__Problem to work on__
In your copy, reproduce the entries exactly as they are, minus the images.
==============================
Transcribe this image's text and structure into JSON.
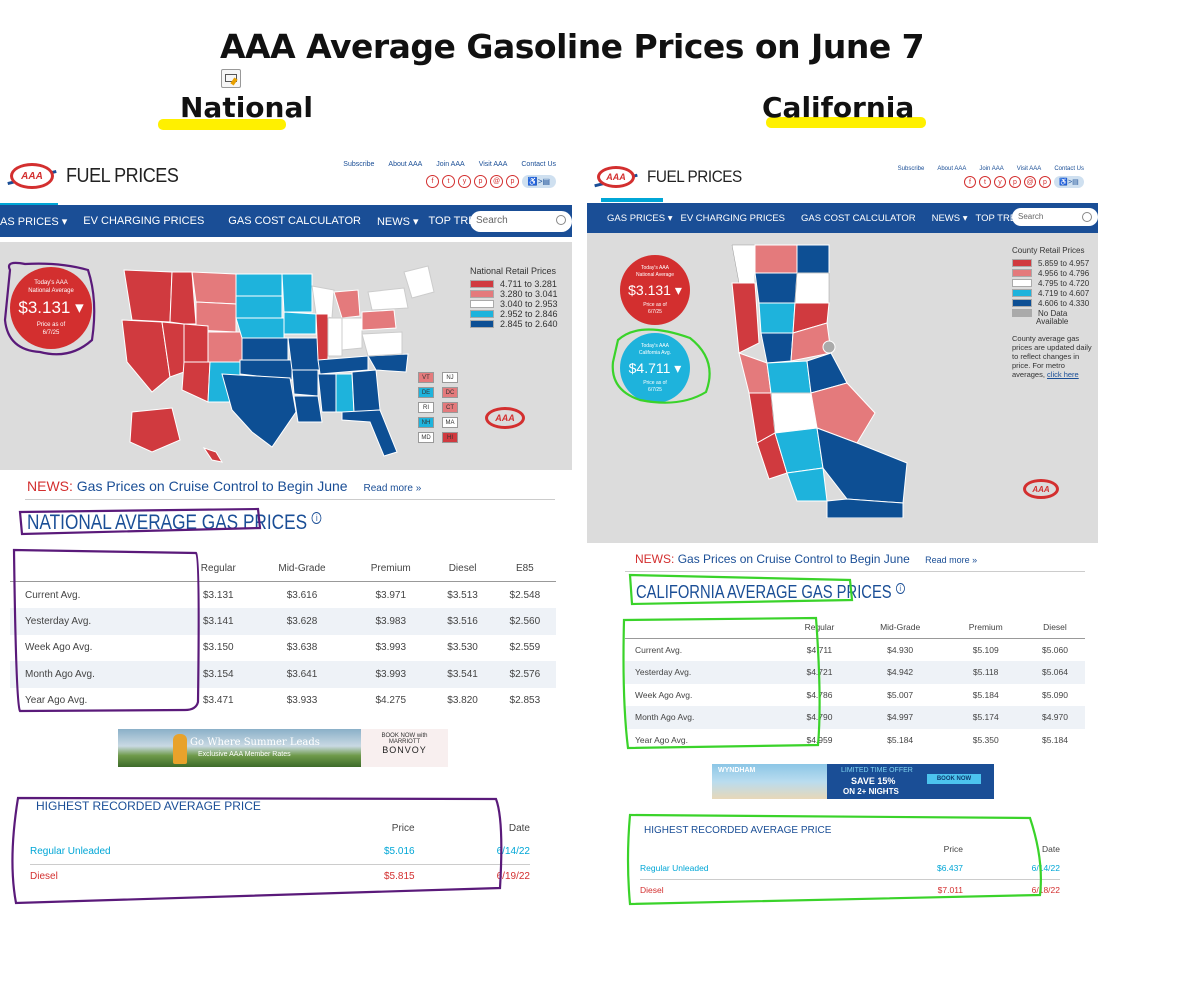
{
  "title": "AAA Average Gasoline Prices on June 7",
  "labels": {
    "national": "National",
    "california": "California"
  },
  "colors": {
    "aaa_blue": "#1a4e96",
    "aaa_red": "#d32f2f",
    "highlight": "#fff000",
    "national_circle": "#5a1a7a",
    "ca_circle": "#3ad32a"
  },
  "site": {
    "fuel_title": "FUEL PRICES",
    "links": [
      "Subscribe",
      "About AAA",
      "Join AAA",
      "Visit AAA",
      "Contact Us"
    ],
    "social": [
      "f",
      "t",
      "y",
      "p",
      "@",
      "p"
    ],
    "accessibility": "♿>▤",
    "nav_national": [
      "AS PRICES ▾",
      "EV CHARGING PRICES",
      "GAS COST CALCULATOR",
      "NEWS ▾",
      "TOP TRENDS"
    ],
    "nav_ca": [
      "GAS PRICES ▾",
      "EV CHARGING PRICES",
      "GAS COST CALCULATOR",
      "NEWS ▾",
      "TOP TRENDS"
    ],
    "search_placeholder": "Search",
    "logo_text": "AAA",
    "news_label": "NEWS:",
    "news_headline": "Gas Prices on Cruise Control to Begin June",
    "read_more": "Read more »"
  },
  "national": {
    "badge": {
      "line1": "Today's AAA",
      "line2": "National Average",
      "price": "$3.131 ▾",
      "asof1": "Price as of",
      "asof2": "6/7/25"
    },
    "legend": {
      "title": "National Retail Prices",
      "ranges": [
        {
          "label": "4.711 to 3.281",
          "color": "#d03a3f"
        },
        {
          "label": "3.280 to 3.041",
          "color": "#e47a7c"
        },
        {
          "label": "3.040 to 2.953",
          "color": "#ffffff"
        },
        {
          "label": "2.952 to 2.846",
          "color": "#1eb3dc"
        },
        {
          "label": "2.845 to 2.640",
          "color": "#0d4f94"
        }
      ]
    },
    "small_states": [
      {
        "st": "VT",
        "color": "#e47a7c"
      },
      {
        "st": "NJ",
        "color": "#ffffff"
      },
      {
        "st": "DE",
        "color": "#1eb3dc"
      },
      {
        "st": "DC",
        "color": "#e47a7c"
      },
      {
        "st": "RI",
        "color": "#ffffff"
      },
      {
        "st": "CT",
        "color": "#e47a7c"
      },
      {
        "st": "NH",
        "color": "#1eb3dc"
      },
      {
        "st": "MA",
        "color": "#ffffff"
      },
      {
        "st": "MD",
        "color": "#ffffff"
      },
      {
        "st": "HI",
        "color": "#d03a3f"
      }
    ],
    "heading": "NATIONAL AVERAGE GAS PRICES",
    "columns": [
      "",
      "Regular",
      "Mid-Grade",
      "Premium",
      "Diesel",
      "E85"
    ],
    "rows": [
      [
        "Current Avg.",
        "$3.131",
        "$3.616",
        "$3.971",
        "$3.513",
        "$2.548"
      ],
      [
        "Yesterday Avg.",
        "$3.141",
        "$3.628",
        "$3.983",
        "$3.516",
        "$2.560"
      ],
      [
        "Week Ago Avg.",
        "$3.150",
        "$3.638",
        "$3.993",
        "$3.530",
        "$2.559"
      ],
      [
        "Month Ago Avg.",
        "$3.154",
        "$3.641",
        "$3.993",
        "$3.541",
        "$2.576"
      ],
      [
        "Year Ago Avg.",
        "$3.471",
        "$3.933",
        "$4.275",
        "$3.820",
        "$2.853"
      ]
    ],
    "ad": {
      "line1": "Go Where Summer Leads",
      "line2": "Exclusive AAA Member Rates",
      "cta": "BOOK NOW with",
      "brand1": "MARRIOTT",
      "brand2": "BONVOY"
    },
    "highest": {
      "title": "HIGHEST RECORDED AVERAGE PRICE",
      "col_price": "Price",
      "col_date": "Date",
      "rows": [
        [
          "Regular Unleaded",
          "$5.016",
          "6/14/22"
        ],
        [
          "Diesel",
          "$5.815",
          "6/19/22"
        ]
      ]
    }
  },
  "california": {
    "badge_nat": {
      "line1": "Today's AAA",
      "line2": "National Average",
      "price": "$3.131 ▾",
      "asof1": "Price as of",
      "asof2": "6/7/25"
    },
    "badge_ca": {
      "line1": "Today's AAA",
      "line2": "California Avg.",
      "price": "$4.711 ▾",
      "asof1": "Price as of",
      "asof2": "6/7/25"
    },
    "legend": {
      "title": "County Retail Prices",
      "ranges": [
        {
          "label": "5.859 to 4.957",
          "color": "#d03a3f"
        },
        {
          "label": "4.956 to 4.796",
          "color": "#e47a7c"
        },
        {
          "label": "4.795 to 4.720",
          "color": "#ffffff"
        },
        {
          "label": "4.719 to 4.607",
          "color": "#1eb3dc"
        },
        {
          "label": "4.606 to 4.330",
          "color": "#0d4f94"
        },
        {
          "label": "No Data",
          "color": "#aaaaaa"
        }
      ],
      "available": "Available",
      "note": "County average gas prices are updated daily to reflect changes in price. For metro averages,",
      "link": "click here"
    },
    "heading": "CALIFORNIA AVERAGE GAS PRICES",
    "columns": [
      "",
      "Regular",
      "Mid-Grade",
      "Premium",
      "Diesel"
    ],
    "rows": [
      [
        "Current Avg.",
        "$4.711",
        "$4.930",
        "$5.109",
        "$5.060"
      ],
      [
        "Yesterday Avg.",
        "$4.721",
        "$4.942",
        "$5.118",
        "$5.064"
      ],
      [
        "Week Ago Avg.",
        "$4.786",
        "$5.007",
        "$5.184",
        "$5.090"
      ],
      [
        "Month Ago Avg.",
        "$4.790",
        "$4.997",
        "$5.174",
        "$4.970"
      ],
      [
        "Year Ago Avg.",
        "$4.959",
        "$5.184",
        "$5.350",
        "$5.184"
      ]
    ],
    "ad": {
      "brand": "WYNDHAM",
      "line1": "LIMITED TIME OFFER",
      "line2": "SAVE 15%",
      "line3": "ON 2+ NIGHTS",
      "cta": "BOOK NOW"
    },
    "highest": {
      "title": "HIGHEST RECORDED AVERAGE PRICE",
      "col_price": "Price",
      "col_date": "Date",
      "rows": [
        [
          "Regular Unleaded",
          "$6.437",
          "6/14/22"
        ],
        [
          "Diesel",
          "$7.011",
          "6/18/22"
        ]
      ]
    }
  }
}
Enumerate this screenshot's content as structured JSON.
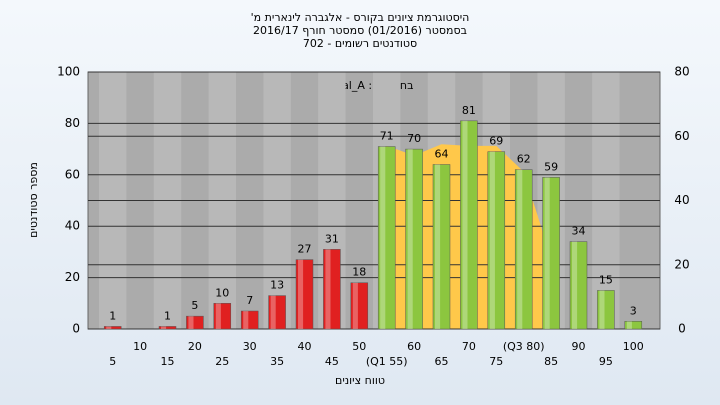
==============================
__Full output__
Transcribe this image's text and structure into JSON.
{
  "title": "AAA Average Gasoline Prices on June 7",
  "labels": {
    "national": "National",
    "california": "California"
  },
  "colors": {
    "aaa_blue": "#1a4e96",
    "aaa_red": "#d32f2f",
    "highlight": "#fff000",
    "national_circle": "#5a1a7a",
    "ca_circle": "#3ad32a"
  },
  "site": {
    "fuel_title": "FUEL PRICES",
    "links": [
      "Subscribe",
      "About AAA",
      "Join AAA",
      "Visit AAA",
      "Contact Us"
    ],
    "social": [
      "f",
      "t",
      "y",
      "p",
      "@",
      "p"
    ],
    "accessibility": "♿>▤",
    "nav_national": [
      "AS PRICES ▾",
      "EV CHARGING PRICES",
      "GAS COST CALCULATOR",
      "NEWS ▾",
      "TOP TRENDS"
    ],
    "nav_ca": [
      "GAS PRICES ▾",
      "EV CHARGING PRICES",
      "GAS COST CALCULATOR",
      "NEWS ▾",
      "TOP TRENDS"
    ],
    "search_placeholder": "Search",
    "logo_text": "AAA",
    "news_label": "NEWS:",
    "news_headline": "Gas Prices on Cruise Control to Begin June",
    "read_more": "Read more »"
  },
  "national": {
    "badge": {
      "line1": "Today's AAA",
      "line2": "National Average",
      "price": "$3.131 ▾",
      "asof1": "Price as of",
      "asof2": "6/7/25"
    },
    "legend": {
      "title": "National Retail Prices",
      "ranges": [
        {
          "label": "4.711 to 3.281",
          "color": "#d03a3f"
        },
        {
          "label": "3.280 to 3.041",
          "color": "#e47a7c"
        },
        {
          "label": "3.040 to 2.953",
          "color": "#ffffff"
        },
        {
          "label": "2.952 to 2.846",
          "color": "#1eb3dc"
        },
        {
          "label": "2.845 to 2.640",
          "color": "#0d4f94"
        }
      ]
    },
    "small_states": [
      {
        "st": "VT",
        "color": "#e47a7c"
      },
      {
        "st": "NJ",
        "color": "#ffffff"
      },
      {
        "st": "DE",
        "color": "#1eb3dc"
      },
      {
        "st": "DC",
        "color": "#e47a7c"
      },
      {
        "st": "RI",
        "color": "#ffffff"
      },
      {
        "st": "CT",
        "color": "#e47a7c"
      },
      {
        "st": "NH",
        "color": "#1eb3dc"
      },
      {
        "st": "MA",
        "color": "#ffffff"
      },
      {
        "st": "MD",
        "color": "#ffffff"
      },
      {
        "st": "HI",
        "color": "#d03a3f"
      }
    ],
    "heading": "NATIONAL AVERAGE GAS PRICES",
    "columns": [
      "",
      "Regular",
      "Mid-Grade",
      "Premium",
      "Diesel",
      "E85"
    ],
    "rows": [
      [
        "Current Avg.",
        "$3.131",
        "$3.616",
        "$3.971",
        "$3.513",
        "$2.548"
      ],
      [
        "Yesterday Avg.",
        "$3.141",
        "$3.628",
        "$3.983",
        "$3.516",
        "$2.560"
      ],
      [
        "Week Ago Avg.",
        "$3.150",
        "$3.638",
        "$3.993",
        "$3.530",
        "$2.559"
      ],
      [
        "Month Ago Avg.",
        "$3.154",
        "$3.641",
        "$3.993",
        "$3.541",
        "$2.576"
      ],
      [
        "Year Ago Avg.",
        "$3.471",
        "$3.933",
        "$4.275",
        "$3.820",
        "$2.853"
      ]
    ],
    "ad": {
      "line1": "Go Where Summer Leads",
      "line2": "Exclusive AAA Member Rates",
      "cta": "BOOK NOW with",
      "brand1": "MARRIOTT",
      "brand2": "BONVOY"
    },
    "highest": {
      "title": "HIGHEST RECORDED AVERAGE PRICE",
      "col_price": "Price",
      "col_date": "Date",
      "rows": [
        [
          "Regular Unleaded",
          "$5.016",
          "6/14/22"
        ],
        [
          "Diesel",
          "$5.815",
          "6/19/22"
        ]
      ]
    }
  },
  "california": {
    "badge_nat": {
      "line1": "Today's AAA",
      "line2": "National Average",
      "price": "$3.131 ▾",
      "asof1": "Price as of",
      "asof2": "6/7/25"
    },
    "badge_ca": {
      "line1": "Today's AAA",
      "line2": "California Avg.",
      "price": "$4.711 ▾",
      "asof1": "Price as of",
      "asof2": "6/7/25"
    },
    "legend": {
      "title": "County Retail Prices",
      "ranges": [
        {
          "label": "5.859 to 4.957",
          "color": "#d03a3f"
        },
        {
          "label": "4.956 to 4.796",
          "color": "#e47a7c"
        },
        {
          "label": "4.795 to 4.720",
          "color": "#ffffff"
        },
        {
          "label": "4.719 to 4.607",
          "color": "#1eb3dc"
        },
        {
          "label": "4.606 to 4.330",
          "color": "#0d4f94"
        },
        {
          "label": "No Data",
          "color": "#aaaaaa"
        }
      ],
      "available": "Available",
      "note": "County average gas prices are updated daily to reflect changes in price. For metro averages,",
      "link": "click here"
    },
    "heading": "CALIFORNIA AVERAGE GAS PRICES",
    "columns": [
      "",
      "Regular",
      "Mid-Grade",
      "Premium",
      "Diesel"
    ],
    "rows": [
      [
        "Current Avg.",
        "$4.711",
        "$4.930",
        "$5.109",
        "$5.060"
      ],
      [
        "Yesterday Avg.",
        "$4.721",
        "$4.942",
        "$5.118",
        "$5.064"
      ],
      [
        "Week Ago Avg.",
        "$4.786",
        "$5.007",
        "$5.184",
        "$5.090"
      ],
      [
        "Month Ago Avg.",
        "$4.790",
        "$4.997",
        "$5.174",
        "$4.970"
      ],
      [
        "Year Ago Avg.",
        "$4.959",
        "$5.184",
        "$5.350",
        "$5.184"
      ]
    ],
    "ad": {
      "brand": "WYNDHAM",
      "line1": "LIMITED TIME OFFER",
      "line2": "SAVE 15%",
      "line3": "ON 2+ NIGHTS",
      "cta": "BOOK NOW"
    },
    "highest": {
      "title": "HIGHEST RECORDED AVERAGE PRICE",
      "col_price": "Price",
      "col_date": "Date",
      "rows": [
        [
          "Regular Unleaded",
          "$6.437",
          "6/14/22"
        ],
        [
          "Diesel",
          "$7.011",
          "6/18/22"
        ]
      ]
    }
  }
}
Enumerate this screenshot's content as structured JSON.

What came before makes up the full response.